## Start INPUT
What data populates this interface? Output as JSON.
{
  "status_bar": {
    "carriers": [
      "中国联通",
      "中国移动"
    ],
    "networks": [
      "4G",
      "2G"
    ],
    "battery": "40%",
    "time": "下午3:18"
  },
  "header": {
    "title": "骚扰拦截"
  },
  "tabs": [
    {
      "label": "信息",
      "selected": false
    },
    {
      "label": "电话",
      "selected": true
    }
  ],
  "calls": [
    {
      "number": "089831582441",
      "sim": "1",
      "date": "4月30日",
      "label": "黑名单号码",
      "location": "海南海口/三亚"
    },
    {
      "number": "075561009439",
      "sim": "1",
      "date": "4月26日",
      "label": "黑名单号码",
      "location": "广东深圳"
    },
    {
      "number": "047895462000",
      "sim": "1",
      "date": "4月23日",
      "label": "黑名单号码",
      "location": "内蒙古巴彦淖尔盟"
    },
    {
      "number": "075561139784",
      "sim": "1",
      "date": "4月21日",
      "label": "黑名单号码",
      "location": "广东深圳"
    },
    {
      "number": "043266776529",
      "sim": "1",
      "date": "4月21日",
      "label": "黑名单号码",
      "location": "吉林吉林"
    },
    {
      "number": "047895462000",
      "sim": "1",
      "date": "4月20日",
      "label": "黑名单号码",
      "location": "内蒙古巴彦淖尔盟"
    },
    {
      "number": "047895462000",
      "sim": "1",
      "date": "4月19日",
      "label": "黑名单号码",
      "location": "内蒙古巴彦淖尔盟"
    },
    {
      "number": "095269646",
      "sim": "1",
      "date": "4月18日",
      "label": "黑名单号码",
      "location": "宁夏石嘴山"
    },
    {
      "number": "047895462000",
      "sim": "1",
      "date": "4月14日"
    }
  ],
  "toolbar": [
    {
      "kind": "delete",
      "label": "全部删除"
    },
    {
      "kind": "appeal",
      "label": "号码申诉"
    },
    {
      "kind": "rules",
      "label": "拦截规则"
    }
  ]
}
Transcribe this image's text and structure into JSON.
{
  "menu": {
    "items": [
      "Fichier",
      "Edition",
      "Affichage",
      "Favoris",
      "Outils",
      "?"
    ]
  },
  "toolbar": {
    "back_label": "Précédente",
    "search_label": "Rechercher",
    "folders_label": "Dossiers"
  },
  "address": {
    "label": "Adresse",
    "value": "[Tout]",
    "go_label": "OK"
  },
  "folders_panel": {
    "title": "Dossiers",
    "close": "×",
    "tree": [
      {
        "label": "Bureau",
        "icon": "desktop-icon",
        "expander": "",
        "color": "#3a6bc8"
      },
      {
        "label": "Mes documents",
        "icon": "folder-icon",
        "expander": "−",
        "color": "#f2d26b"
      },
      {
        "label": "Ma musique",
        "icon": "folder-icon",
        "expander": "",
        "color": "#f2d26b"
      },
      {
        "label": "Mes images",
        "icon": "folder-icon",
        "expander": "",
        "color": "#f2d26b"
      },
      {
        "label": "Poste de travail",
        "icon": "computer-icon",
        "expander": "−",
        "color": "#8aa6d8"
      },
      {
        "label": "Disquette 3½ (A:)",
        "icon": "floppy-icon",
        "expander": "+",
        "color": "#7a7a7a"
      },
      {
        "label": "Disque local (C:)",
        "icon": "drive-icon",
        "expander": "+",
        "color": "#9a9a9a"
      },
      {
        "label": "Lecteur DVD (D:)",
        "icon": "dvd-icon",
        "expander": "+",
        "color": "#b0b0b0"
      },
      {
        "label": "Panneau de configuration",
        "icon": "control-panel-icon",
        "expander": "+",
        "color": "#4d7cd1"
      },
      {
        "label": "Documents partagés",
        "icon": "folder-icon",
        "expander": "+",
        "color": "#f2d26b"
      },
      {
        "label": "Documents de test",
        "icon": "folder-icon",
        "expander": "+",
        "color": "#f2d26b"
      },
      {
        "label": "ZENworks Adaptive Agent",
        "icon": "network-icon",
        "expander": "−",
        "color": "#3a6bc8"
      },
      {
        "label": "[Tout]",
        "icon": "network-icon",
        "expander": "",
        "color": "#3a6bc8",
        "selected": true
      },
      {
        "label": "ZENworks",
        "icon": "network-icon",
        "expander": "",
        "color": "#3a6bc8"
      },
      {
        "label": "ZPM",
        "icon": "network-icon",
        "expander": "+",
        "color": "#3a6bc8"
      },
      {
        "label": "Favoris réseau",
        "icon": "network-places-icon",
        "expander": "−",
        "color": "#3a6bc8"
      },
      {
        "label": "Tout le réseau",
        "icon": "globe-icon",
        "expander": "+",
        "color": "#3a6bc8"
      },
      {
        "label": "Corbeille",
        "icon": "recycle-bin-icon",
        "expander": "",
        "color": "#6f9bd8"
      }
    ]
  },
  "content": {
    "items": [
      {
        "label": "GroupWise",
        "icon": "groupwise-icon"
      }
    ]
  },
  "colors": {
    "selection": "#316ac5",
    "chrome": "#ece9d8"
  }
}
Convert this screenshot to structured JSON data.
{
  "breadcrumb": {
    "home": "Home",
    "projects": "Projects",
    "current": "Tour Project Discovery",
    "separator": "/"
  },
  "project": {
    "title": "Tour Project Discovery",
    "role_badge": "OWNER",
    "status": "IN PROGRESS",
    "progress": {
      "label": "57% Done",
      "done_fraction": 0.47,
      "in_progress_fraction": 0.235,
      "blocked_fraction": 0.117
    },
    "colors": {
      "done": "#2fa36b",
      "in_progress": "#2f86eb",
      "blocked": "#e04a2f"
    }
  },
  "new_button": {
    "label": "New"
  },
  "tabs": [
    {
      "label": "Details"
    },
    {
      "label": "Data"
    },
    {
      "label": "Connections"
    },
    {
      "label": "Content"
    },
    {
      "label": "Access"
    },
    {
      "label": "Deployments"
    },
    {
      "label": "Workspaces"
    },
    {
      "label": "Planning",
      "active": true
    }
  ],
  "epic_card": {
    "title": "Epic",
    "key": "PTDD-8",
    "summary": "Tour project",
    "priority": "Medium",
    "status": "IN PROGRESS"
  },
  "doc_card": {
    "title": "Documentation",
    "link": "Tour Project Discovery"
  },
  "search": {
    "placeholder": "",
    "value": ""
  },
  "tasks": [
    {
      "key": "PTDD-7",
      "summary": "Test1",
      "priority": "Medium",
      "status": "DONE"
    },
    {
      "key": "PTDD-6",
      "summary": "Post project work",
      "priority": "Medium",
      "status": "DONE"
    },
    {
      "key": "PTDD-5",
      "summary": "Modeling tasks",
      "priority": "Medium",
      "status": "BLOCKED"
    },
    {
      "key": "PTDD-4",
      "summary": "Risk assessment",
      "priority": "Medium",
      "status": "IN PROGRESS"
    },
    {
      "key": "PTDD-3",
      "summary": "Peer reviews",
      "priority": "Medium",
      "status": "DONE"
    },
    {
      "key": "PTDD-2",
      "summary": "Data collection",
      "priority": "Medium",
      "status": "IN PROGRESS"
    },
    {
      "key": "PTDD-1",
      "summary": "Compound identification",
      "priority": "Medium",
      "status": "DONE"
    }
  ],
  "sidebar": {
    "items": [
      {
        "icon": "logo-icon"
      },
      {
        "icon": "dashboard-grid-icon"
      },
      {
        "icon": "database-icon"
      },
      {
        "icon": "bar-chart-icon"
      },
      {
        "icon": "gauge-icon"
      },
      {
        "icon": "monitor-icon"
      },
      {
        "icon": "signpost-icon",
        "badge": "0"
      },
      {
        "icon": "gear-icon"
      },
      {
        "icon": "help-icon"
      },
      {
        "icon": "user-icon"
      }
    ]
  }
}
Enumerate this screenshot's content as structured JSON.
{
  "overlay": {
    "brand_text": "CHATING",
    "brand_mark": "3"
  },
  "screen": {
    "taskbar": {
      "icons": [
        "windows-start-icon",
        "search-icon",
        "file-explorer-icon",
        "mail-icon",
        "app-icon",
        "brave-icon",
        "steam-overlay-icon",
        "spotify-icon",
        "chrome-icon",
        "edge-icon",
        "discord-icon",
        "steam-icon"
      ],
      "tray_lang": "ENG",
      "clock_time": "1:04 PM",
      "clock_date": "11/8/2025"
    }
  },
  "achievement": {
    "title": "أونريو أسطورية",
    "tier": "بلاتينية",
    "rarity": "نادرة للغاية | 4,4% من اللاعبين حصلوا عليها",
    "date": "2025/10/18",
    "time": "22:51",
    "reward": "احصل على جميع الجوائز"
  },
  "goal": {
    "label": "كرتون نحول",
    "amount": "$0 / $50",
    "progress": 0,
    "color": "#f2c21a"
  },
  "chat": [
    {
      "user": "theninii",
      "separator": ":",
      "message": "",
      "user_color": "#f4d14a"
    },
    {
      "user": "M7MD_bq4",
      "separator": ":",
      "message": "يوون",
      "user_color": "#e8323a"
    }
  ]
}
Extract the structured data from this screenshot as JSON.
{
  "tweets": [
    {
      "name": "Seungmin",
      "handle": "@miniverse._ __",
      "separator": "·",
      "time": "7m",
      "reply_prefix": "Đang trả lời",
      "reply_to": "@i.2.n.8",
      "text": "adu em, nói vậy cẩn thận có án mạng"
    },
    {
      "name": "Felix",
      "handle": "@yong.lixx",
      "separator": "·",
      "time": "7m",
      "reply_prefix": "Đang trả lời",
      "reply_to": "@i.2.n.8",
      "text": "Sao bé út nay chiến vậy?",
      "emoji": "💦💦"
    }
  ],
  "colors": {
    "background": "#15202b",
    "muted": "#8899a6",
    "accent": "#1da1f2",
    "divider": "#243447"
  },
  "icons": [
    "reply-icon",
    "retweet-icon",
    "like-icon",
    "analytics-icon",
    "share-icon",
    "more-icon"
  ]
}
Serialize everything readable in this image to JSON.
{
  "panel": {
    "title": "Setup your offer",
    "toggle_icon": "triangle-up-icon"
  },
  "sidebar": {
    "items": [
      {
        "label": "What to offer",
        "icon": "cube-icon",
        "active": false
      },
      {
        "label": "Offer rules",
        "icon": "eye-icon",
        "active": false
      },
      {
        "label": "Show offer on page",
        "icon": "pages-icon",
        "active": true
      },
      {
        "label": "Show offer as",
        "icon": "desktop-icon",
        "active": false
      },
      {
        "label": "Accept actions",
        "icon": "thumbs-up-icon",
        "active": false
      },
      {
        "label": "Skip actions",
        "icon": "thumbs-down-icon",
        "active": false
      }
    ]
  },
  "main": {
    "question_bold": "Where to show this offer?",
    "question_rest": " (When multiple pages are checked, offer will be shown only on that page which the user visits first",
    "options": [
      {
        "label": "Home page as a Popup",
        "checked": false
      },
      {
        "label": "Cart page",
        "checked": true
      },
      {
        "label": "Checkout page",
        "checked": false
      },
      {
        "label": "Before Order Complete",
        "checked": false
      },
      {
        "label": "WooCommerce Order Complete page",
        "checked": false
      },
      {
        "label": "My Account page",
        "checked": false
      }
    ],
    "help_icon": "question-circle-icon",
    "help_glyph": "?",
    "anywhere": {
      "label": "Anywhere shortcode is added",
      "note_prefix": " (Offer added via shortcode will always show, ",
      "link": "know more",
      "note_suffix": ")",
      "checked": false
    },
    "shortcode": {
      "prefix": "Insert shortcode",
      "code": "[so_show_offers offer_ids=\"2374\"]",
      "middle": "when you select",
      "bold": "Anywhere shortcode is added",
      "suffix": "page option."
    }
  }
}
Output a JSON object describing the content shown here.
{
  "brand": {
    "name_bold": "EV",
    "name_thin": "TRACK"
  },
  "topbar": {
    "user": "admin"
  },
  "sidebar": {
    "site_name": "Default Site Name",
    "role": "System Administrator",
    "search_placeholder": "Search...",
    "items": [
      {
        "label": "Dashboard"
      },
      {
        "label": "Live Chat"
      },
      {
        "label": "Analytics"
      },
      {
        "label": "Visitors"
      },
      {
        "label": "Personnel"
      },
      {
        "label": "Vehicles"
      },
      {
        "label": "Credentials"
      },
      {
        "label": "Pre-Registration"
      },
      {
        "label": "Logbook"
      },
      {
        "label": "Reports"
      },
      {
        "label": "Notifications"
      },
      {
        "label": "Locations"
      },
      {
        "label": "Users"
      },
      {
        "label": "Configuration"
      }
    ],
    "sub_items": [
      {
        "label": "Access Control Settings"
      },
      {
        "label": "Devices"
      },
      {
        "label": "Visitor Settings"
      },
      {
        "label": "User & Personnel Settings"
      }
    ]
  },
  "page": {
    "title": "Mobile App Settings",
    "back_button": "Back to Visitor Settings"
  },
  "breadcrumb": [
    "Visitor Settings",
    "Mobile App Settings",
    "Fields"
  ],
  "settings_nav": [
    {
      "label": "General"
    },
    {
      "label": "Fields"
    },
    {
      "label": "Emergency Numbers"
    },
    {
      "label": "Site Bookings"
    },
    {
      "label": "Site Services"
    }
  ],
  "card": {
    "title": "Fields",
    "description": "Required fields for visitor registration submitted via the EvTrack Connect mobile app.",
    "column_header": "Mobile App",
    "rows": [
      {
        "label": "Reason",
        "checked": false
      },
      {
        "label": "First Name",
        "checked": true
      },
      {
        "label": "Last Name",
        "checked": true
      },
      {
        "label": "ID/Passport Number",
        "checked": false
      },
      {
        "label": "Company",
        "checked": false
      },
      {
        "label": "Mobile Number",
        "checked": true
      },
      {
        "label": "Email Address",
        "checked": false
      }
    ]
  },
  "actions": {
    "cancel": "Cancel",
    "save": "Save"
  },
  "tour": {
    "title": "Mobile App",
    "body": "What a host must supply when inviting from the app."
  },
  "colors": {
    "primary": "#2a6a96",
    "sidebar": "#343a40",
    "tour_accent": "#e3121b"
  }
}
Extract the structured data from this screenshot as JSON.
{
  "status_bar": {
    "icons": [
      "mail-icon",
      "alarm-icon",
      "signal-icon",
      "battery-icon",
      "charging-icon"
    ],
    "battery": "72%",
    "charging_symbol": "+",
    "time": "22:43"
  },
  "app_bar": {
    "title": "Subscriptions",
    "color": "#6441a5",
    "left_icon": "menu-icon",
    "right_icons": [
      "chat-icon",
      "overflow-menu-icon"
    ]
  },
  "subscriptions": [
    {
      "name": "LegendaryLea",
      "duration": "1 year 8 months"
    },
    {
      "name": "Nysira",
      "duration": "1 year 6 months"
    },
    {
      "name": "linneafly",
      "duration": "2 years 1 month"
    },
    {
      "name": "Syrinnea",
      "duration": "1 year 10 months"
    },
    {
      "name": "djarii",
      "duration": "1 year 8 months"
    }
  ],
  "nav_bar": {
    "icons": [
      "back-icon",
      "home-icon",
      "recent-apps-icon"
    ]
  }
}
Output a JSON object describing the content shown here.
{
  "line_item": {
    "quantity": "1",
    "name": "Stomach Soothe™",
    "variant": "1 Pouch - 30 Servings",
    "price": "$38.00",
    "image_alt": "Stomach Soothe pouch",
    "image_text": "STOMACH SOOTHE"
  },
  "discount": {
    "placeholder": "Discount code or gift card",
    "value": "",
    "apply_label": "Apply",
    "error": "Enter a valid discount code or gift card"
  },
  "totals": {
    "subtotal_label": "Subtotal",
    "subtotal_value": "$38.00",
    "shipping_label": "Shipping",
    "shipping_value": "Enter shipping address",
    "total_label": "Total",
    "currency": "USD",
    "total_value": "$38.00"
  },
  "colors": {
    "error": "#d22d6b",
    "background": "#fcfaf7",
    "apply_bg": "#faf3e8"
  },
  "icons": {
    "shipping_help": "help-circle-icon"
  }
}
## End INPUT
=== EXERCISE AIM ===
Where a line of the entries contains the word "months", copy that line.

=== FULL RESPONSE ===
      "duration": "1 year 8 months"
      "duration": "1 year 6 months"
      "duration": "1 year 10 months"
      "duration": "1 year 8 months"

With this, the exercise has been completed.